* **INSTRUCTION**:
Below, find each line holding "text" and state how many there are, using the number alone.

Items from a figure collection:

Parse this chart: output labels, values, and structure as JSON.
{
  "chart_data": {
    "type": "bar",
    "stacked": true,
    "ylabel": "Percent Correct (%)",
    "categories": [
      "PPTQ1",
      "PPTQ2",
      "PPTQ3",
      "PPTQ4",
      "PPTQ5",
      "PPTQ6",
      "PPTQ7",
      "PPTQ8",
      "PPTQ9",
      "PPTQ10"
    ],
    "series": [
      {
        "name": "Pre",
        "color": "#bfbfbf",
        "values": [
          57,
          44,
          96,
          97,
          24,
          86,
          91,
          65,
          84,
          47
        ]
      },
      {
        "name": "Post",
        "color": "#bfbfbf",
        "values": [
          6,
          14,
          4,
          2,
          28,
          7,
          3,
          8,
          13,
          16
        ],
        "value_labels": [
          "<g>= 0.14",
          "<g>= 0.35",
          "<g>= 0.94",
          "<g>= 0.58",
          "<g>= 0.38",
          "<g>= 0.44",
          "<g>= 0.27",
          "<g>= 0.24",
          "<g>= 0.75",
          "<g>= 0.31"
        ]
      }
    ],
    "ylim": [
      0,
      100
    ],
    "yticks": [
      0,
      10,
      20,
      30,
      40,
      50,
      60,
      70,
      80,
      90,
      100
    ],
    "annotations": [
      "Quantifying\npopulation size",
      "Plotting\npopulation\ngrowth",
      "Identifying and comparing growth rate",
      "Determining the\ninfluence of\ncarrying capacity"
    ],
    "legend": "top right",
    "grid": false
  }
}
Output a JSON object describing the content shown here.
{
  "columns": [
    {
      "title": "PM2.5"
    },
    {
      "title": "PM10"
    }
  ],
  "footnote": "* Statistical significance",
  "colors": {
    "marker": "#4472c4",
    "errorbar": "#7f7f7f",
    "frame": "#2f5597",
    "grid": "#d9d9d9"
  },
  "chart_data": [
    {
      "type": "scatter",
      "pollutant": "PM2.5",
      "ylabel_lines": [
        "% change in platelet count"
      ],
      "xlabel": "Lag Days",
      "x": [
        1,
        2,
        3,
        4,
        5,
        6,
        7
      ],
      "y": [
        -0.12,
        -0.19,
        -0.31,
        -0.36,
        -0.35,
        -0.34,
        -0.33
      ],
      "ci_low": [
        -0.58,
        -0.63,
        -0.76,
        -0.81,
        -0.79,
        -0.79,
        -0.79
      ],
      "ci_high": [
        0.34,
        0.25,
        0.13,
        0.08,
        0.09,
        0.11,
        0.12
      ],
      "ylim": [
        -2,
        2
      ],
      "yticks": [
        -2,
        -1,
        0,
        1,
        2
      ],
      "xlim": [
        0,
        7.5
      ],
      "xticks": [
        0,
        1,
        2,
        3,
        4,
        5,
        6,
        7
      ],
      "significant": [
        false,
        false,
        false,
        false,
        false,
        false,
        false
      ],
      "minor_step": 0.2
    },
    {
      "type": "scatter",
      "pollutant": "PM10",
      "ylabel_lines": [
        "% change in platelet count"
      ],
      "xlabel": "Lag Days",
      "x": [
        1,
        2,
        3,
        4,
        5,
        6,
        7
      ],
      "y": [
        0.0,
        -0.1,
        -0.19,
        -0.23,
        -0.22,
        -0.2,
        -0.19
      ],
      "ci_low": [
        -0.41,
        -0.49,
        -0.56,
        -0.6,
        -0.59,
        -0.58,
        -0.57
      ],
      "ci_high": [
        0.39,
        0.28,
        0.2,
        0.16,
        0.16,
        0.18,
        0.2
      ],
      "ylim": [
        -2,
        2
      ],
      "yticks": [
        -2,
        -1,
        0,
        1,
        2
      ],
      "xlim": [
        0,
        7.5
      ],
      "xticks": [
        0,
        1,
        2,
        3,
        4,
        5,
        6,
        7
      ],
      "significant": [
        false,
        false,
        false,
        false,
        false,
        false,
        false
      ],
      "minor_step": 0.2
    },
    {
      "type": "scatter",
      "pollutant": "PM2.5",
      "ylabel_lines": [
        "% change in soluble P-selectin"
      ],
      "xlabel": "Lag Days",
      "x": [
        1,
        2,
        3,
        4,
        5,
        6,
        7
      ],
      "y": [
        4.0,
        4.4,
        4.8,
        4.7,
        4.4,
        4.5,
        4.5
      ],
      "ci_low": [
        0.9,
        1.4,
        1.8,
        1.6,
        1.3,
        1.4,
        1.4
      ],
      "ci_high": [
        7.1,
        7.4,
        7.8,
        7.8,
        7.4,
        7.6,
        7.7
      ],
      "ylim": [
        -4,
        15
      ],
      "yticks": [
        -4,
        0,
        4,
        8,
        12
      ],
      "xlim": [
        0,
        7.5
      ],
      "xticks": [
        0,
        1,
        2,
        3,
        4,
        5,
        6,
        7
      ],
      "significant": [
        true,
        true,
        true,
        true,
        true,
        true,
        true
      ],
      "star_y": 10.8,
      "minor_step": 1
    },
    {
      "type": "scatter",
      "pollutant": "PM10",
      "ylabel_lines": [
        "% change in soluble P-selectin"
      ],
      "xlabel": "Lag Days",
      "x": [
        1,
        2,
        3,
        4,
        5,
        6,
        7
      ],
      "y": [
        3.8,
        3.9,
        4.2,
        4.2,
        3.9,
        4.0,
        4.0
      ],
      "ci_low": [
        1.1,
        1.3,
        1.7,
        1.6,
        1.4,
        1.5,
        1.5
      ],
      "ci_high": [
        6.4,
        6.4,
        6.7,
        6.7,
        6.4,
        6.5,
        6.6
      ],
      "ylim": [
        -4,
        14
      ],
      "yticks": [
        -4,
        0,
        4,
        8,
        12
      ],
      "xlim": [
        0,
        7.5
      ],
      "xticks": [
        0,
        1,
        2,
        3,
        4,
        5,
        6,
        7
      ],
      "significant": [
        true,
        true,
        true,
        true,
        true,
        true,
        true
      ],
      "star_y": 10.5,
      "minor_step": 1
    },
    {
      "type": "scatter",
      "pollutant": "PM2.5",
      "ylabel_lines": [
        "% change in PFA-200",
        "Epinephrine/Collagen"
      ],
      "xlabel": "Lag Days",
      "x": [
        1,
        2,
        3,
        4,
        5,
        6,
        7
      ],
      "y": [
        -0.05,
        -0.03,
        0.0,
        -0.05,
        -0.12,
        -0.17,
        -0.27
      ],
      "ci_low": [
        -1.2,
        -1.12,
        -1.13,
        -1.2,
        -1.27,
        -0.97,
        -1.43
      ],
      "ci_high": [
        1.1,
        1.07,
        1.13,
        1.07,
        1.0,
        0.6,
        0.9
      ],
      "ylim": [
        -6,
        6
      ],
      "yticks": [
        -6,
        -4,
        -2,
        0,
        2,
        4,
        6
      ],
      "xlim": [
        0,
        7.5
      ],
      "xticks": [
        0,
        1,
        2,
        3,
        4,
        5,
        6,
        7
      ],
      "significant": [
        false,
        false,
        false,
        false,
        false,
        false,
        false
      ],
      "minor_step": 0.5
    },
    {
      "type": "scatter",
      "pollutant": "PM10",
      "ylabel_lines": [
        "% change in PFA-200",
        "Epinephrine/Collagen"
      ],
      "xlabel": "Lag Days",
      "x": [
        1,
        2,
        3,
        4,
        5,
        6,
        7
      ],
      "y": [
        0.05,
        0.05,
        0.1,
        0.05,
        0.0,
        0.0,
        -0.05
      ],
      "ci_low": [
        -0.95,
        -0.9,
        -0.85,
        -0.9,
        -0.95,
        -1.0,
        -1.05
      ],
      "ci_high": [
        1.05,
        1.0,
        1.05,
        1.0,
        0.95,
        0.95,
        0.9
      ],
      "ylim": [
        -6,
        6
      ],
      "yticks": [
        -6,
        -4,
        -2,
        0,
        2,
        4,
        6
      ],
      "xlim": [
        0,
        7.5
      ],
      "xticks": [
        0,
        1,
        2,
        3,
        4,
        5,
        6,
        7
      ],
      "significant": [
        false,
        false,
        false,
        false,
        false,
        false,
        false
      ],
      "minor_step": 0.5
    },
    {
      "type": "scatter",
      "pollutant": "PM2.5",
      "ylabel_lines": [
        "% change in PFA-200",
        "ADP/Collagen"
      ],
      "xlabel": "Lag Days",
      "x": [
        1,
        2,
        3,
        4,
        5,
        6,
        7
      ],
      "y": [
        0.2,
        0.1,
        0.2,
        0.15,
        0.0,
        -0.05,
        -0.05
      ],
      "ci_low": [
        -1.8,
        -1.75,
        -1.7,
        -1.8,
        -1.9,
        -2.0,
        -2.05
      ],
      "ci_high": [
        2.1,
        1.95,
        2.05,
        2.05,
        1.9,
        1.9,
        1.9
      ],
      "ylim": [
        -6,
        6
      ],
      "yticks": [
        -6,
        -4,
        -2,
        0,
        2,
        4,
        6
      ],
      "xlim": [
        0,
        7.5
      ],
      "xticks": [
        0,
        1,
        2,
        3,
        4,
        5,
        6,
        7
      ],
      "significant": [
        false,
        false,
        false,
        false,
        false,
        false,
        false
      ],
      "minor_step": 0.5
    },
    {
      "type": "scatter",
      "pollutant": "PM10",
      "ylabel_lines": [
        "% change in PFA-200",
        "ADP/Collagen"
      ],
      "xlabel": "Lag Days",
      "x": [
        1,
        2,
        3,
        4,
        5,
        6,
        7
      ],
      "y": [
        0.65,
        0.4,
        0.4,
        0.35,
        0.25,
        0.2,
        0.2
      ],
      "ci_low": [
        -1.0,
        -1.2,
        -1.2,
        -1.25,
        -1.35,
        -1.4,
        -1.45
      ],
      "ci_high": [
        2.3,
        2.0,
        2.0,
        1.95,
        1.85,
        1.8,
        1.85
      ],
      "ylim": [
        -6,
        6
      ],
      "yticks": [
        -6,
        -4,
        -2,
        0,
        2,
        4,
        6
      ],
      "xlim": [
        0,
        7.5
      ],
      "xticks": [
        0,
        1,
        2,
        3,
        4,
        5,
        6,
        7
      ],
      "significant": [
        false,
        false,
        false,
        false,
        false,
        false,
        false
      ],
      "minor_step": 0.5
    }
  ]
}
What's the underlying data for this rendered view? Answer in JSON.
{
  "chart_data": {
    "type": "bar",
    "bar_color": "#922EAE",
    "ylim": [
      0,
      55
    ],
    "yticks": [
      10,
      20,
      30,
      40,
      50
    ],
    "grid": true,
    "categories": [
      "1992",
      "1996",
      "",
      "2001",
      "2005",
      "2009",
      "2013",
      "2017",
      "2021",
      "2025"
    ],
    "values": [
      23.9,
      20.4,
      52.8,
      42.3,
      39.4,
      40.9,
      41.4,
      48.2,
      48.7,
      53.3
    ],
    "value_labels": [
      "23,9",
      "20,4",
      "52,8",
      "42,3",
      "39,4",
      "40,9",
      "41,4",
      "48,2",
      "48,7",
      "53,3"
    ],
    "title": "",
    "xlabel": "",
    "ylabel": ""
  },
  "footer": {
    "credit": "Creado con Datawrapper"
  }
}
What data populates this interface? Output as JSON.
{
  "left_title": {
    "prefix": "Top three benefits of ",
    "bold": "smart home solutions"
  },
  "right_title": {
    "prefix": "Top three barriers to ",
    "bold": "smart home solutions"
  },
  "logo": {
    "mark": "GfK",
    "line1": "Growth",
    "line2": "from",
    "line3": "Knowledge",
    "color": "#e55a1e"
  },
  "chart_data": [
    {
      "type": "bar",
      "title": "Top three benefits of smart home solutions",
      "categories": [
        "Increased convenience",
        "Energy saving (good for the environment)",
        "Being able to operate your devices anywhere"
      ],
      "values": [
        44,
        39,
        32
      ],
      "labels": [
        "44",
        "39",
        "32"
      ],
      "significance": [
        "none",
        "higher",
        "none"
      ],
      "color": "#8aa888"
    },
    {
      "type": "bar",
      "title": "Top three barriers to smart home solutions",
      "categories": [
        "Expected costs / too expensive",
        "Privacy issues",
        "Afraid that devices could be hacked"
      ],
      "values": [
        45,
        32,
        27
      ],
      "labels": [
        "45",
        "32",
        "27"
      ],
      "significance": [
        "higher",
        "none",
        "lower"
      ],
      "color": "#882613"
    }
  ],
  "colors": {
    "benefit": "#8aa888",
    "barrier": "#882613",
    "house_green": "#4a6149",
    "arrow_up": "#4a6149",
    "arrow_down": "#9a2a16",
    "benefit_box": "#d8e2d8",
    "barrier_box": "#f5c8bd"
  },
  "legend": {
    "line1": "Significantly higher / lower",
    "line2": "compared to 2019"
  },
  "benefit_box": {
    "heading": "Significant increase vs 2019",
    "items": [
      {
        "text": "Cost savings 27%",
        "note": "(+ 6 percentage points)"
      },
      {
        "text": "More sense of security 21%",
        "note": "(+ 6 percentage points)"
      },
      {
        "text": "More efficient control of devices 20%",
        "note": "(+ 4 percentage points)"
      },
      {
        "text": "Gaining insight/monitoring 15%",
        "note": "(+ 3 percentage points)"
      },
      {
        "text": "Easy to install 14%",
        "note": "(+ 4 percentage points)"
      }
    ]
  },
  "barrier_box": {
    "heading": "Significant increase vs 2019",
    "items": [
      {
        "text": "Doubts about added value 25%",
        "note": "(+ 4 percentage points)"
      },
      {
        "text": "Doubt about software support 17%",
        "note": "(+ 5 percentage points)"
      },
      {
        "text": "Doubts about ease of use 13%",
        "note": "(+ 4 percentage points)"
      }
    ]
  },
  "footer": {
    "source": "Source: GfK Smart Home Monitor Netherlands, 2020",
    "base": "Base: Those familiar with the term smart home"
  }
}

* **FULL ANSWER**:
8